----- RECORD LIST
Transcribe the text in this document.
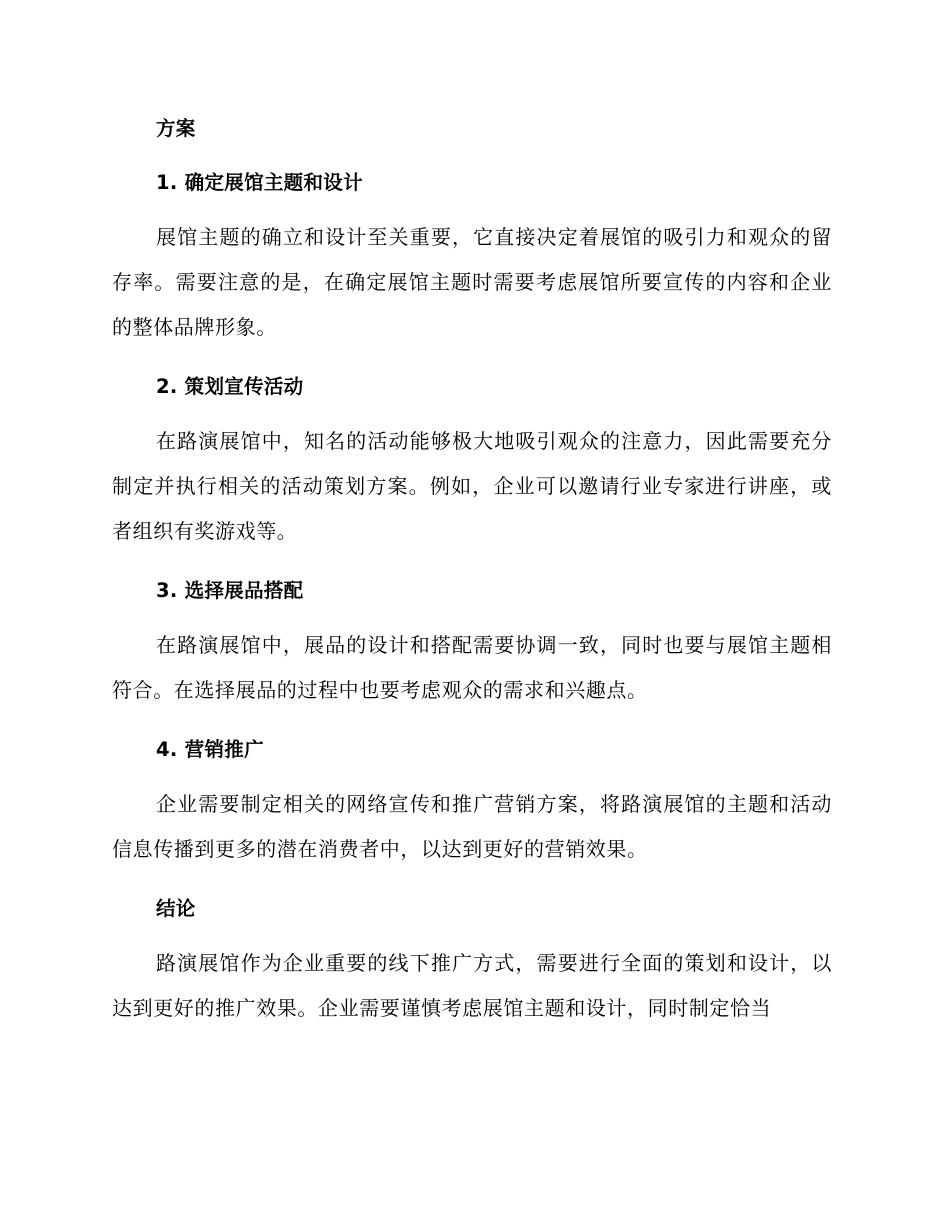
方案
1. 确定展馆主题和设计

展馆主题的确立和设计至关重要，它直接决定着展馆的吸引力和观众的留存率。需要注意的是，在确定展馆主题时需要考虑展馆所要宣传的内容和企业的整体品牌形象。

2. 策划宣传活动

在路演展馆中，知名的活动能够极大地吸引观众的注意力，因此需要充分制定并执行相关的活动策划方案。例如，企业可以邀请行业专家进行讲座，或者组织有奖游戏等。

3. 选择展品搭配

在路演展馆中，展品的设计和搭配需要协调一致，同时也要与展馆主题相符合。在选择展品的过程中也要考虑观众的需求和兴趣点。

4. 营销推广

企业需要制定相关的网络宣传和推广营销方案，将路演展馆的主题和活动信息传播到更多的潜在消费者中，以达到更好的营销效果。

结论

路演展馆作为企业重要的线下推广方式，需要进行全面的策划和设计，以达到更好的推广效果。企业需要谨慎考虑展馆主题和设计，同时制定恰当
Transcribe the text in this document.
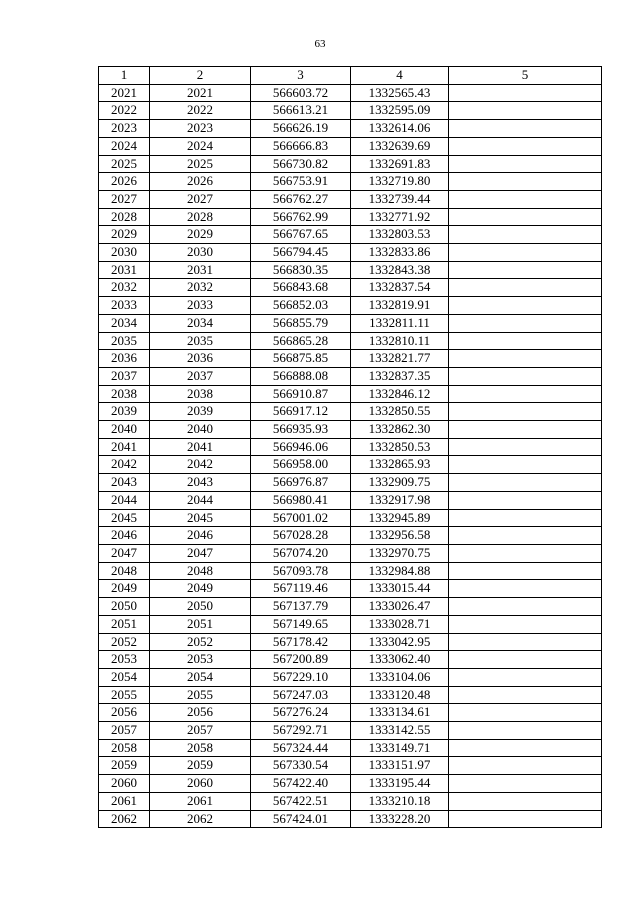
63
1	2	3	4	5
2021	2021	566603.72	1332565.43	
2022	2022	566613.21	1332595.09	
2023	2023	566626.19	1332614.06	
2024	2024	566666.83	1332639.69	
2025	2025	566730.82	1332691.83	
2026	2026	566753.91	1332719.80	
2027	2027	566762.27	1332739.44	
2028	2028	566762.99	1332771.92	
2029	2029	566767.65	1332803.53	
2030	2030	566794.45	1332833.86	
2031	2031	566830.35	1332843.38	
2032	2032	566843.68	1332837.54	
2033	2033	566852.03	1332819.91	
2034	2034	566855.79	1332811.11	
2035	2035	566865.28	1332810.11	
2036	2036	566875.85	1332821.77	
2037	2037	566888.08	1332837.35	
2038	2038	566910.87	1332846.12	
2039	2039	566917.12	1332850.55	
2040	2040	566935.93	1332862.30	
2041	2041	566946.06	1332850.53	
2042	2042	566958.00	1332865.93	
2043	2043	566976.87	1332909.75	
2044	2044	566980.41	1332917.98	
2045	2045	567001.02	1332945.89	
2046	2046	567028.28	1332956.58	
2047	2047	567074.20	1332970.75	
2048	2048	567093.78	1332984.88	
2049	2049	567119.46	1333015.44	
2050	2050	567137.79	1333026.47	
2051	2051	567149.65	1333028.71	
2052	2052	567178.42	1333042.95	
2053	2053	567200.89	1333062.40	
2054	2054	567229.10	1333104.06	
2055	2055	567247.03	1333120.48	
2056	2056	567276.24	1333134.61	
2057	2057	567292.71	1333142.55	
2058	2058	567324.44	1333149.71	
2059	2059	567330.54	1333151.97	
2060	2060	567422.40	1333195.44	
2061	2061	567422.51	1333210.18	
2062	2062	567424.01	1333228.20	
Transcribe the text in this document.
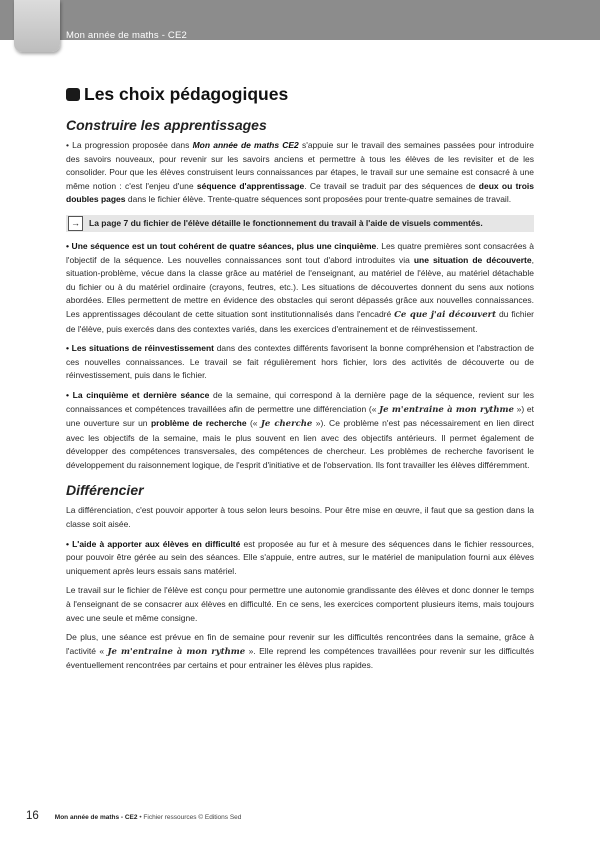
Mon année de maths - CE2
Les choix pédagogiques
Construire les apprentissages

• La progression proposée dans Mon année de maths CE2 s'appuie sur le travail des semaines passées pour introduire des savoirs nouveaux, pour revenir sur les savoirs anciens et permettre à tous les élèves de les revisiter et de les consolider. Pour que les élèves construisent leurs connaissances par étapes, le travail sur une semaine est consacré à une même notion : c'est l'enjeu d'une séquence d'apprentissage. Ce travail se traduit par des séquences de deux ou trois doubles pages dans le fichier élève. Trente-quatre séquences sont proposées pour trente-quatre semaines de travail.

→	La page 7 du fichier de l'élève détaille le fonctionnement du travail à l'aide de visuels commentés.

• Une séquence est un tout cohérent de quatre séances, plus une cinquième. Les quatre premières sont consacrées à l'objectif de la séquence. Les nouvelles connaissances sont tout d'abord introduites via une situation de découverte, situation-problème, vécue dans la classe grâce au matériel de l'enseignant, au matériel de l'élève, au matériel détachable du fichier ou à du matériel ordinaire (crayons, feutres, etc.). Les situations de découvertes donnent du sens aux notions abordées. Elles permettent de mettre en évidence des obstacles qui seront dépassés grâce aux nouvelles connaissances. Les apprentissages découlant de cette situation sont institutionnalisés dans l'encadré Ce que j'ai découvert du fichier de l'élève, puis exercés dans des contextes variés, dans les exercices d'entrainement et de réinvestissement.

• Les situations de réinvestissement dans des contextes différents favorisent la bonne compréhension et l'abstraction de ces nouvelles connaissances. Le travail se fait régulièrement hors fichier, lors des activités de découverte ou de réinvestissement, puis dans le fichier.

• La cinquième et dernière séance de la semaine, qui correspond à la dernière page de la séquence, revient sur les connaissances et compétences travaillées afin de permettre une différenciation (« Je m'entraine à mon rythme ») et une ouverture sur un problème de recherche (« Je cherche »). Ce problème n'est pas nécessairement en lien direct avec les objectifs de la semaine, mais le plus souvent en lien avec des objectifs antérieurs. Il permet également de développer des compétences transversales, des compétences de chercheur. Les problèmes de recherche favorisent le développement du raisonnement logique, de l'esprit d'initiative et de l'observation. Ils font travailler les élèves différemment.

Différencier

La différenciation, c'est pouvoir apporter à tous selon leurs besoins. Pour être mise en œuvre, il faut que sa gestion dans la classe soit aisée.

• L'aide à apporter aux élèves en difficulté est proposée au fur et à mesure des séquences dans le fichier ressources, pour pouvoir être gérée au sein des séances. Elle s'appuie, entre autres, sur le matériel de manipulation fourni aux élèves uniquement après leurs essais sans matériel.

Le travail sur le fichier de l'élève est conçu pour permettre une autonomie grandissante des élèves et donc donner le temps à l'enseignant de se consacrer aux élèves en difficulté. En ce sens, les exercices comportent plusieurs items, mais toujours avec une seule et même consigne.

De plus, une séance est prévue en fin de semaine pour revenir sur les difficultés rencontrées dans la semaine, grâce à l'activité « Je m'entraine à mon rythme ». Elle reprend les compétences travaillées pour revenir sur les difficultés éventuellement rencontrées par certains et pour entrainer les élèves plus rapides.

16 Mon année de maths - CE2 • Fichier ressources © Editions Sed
----------
STATED TASK: Where a line of the entries contains the word "ressources", copy that line.

SOLUTION TO THIS TASK:
• L'aide à apporter aux élèves en difficulté est proposée au fur et à mesure des séquences dans le fichier ressources, pour pouvoir être gérée au sein des séances. Elle s'appuie, entre autres, sur le matériel de manipulation fourni aux élèves uniquement après leurs essais sans matériel.
16 Mon année de maths - CE2 • Fichier ressources © Editions Sed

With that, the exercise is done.